Record list:
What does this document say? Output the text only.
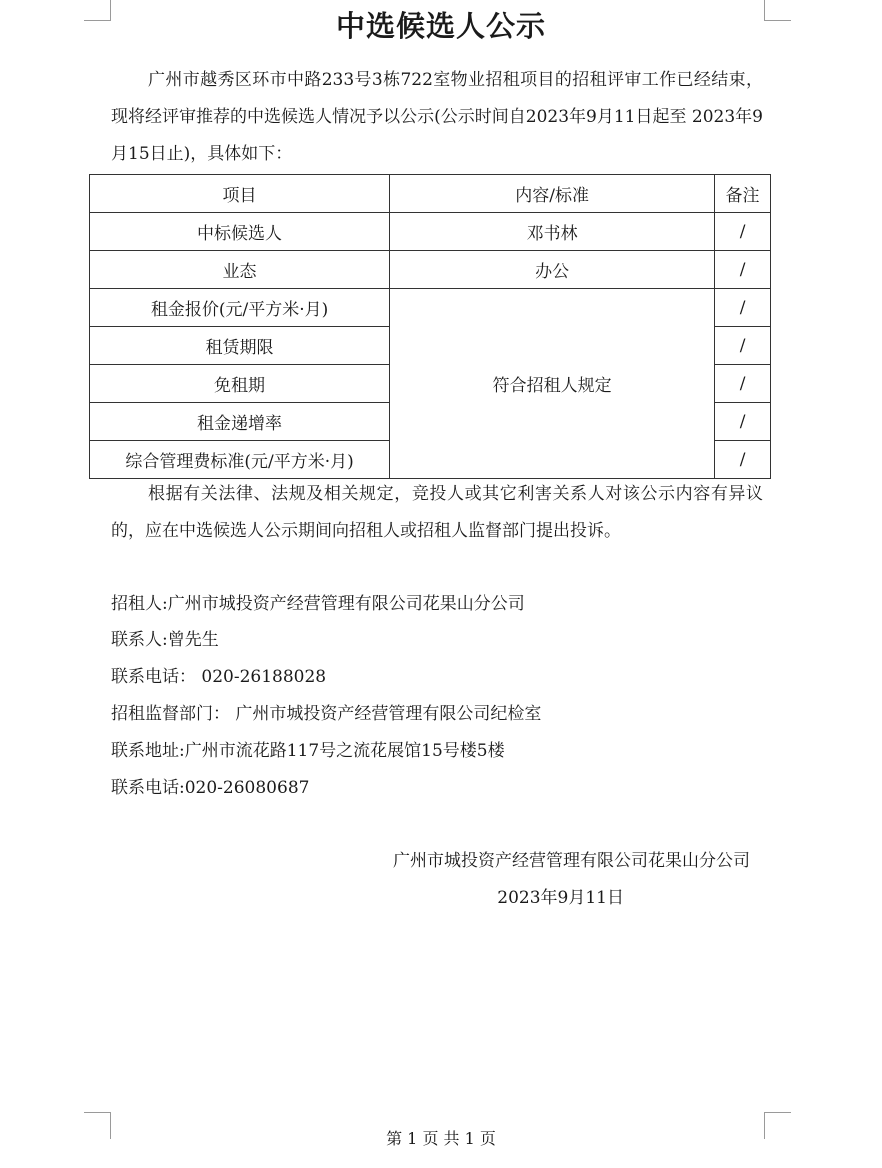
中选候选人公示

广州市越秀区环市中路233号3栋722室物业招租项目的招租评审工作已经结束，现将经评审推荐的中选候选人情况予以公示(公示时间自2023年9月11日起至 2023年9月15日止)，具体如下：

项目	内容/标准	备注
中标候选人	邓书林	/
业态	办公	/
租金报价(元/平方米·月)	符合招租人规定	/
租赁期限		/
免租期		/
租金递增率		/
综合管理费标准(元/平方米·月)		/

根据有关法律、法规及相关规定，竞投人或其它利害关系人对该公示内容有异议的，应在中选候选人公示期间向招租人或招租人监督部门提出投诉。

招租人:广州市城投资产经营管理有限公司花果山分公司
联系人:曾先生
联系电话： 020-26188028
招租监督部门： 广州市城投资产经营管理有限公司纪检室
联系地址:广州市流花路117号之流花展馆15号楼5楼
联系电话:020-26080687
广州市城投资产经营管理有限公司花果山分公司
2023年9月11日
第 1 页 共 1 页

...

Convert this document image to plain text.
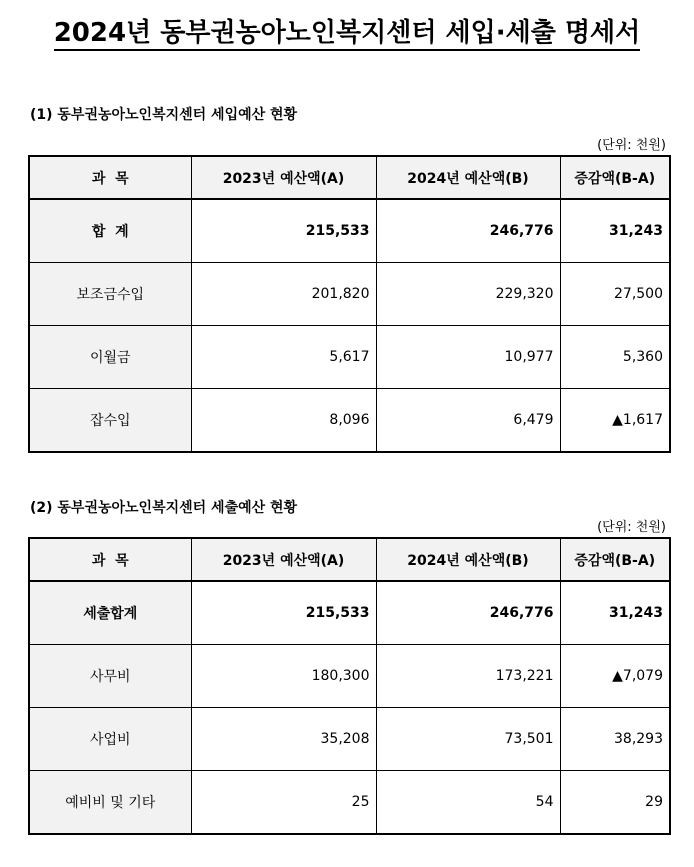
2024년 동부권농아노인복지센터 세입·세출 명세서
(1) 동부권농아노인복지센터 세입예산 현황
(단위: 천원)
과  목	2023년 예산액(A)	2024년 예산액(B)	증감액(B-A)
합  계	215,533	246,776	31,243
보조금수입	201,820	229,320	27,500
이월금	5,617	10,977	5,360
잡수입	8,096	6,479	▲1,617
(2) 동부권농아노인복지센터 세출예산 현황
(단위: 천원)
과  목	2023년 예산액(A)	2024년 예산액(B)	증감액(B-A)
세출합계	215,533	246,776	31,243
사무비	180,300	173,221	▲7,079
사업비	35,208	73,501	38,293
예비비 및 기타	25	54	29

==

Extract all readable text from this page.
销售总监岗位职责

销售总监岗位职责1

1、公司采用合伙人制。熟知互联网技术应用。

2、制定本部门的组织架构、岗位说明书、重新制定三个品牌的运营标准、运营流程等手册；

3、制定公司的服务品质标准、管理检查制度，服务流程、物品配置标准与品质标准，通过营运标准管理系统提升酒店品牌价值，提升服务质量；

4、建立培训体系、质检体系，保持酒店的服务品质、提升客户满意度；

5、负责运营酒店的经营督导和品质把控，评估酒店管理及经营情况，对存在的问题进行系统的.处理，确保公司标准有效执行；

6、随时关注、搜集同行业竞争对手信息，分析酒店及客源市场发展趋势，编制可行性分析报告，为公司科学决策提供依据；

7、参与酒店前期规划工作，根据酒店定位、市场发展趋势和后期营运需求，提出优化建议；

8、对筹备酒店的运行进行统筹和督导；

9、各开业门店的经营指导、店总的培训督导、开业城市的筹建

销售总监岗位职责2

Required task: Report how many lines of the preceding records include "this". Output the number only.

The reply: 3